### WRITTEN TASK
Where does the string "России" appear in the records? Copy every line that contains it.

>> BEGIN

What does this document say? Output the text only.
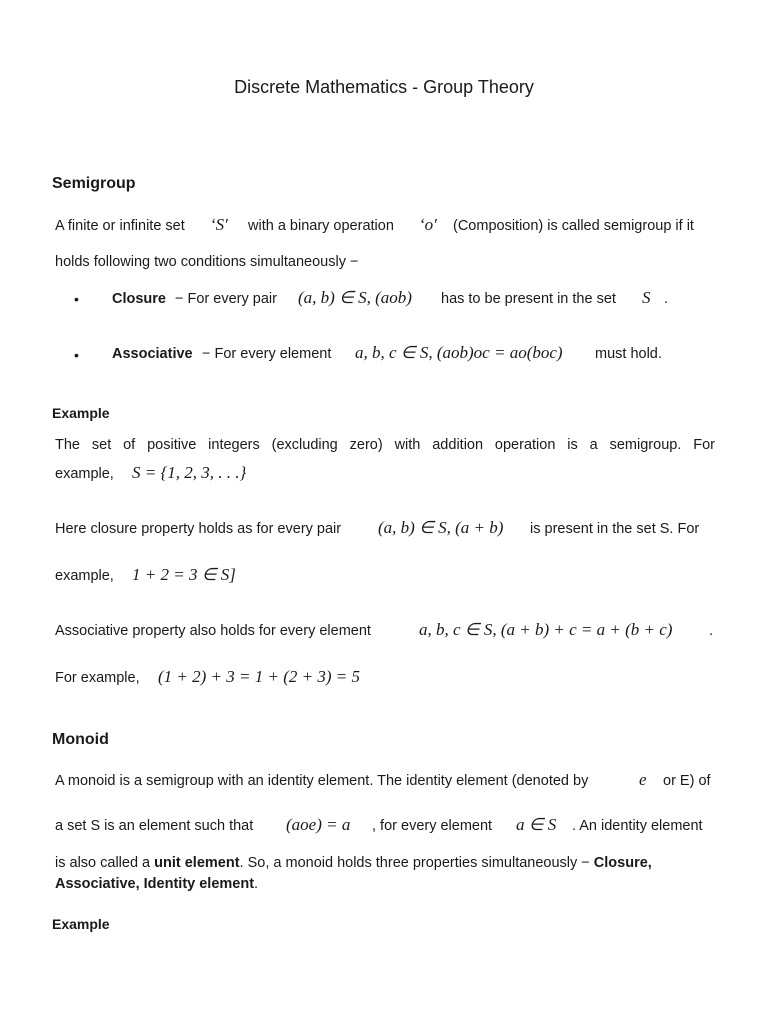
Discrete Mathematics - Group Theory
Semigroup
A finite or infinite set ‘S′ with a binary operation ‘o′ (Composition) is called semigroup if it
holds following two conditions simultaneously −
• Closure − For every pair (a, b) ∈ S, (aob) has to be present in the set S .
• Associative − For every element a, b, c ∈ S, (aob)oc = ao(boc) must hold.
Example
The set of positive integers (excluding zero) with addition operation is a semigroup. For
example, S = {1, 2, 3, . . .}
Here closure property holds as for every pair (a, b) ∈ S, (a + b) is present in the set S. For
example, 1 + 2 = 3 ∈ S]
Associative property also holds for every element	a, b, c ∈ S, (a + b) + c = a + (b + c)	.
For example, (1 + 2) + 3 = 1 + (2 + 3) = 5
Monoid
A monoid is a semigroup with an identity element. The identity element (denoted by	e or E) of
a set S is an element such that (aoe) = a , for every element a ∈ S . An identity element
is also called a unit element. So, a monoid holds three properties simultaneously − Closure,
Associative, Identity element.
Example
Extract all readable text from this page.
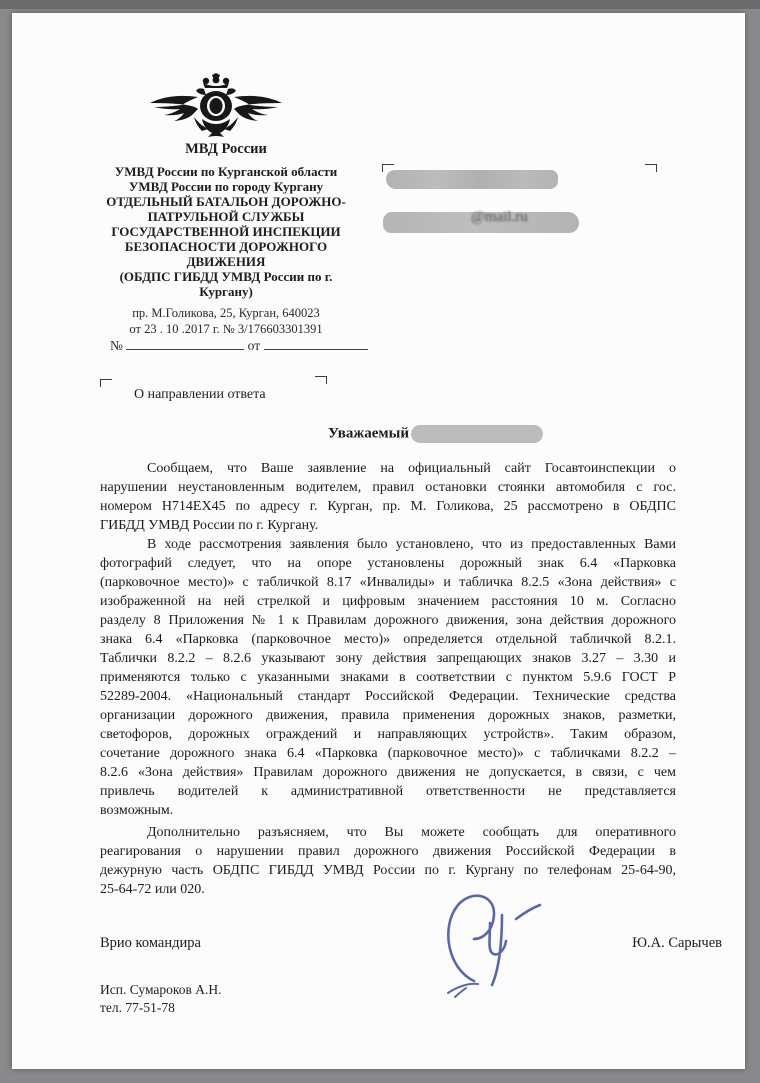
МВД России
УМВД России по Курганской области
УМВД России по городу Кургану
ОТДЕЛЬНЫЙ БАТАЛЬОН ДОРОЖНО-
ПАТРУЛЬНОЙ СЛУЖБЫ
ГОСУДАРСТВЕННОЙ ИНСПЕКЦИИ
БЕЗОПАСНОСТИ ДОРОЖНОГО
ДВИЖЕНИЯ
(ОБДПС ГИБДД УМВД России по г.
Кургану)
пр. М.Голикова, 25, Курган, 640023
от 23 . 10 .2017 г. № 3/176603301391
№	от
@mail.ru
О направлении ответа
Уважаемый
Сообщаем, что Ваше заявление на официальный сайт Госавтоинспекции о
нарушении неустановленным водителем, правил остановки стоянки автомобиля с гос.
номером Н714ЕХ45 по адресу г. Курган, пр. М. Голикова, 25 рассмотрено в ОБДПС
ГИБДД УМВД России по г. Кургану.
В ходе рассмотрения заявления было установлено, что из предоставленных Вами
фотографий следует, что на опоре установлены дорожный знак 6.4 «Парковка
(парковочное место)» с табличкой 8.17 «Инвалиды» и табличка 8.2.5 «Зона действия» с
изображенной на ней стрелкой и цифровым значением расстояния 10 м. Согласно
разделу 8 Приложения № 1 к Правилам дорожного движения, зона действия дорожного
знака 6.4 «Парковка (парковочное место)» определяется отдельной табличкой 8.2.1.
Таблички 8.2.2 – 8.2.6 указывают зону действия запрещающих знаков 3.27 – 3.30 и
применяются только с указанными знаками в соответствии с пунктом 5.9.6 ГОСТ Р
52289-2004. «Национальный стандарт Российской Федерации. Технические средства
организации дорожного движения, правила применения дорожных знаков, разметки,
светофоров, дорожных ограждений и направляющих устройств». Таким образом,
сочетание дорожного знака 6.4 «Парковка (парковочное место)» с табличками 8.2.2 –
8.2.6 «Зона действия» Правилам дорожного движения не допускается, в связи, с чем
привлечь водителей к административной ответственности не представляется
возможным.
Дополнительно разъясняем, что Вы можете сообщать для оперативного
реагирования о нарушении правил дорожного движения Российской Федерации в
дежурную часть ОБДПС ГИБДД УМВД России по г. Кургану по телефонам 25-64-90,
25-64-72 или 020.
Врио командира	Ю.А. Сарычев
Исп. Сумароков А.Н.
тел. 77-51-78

>> END

### COMPLETED TASK
МВД России
УМВД России по Курганской области
УМВД России по городу Кургану
(ОБДПС ГИБДД УМВД России по г.
ГИБДД УМВД России по г. Кургану.
дежурную часть ОБДПС ГИБДД УМВД России по г. Кургану по телефонам 25-64-90,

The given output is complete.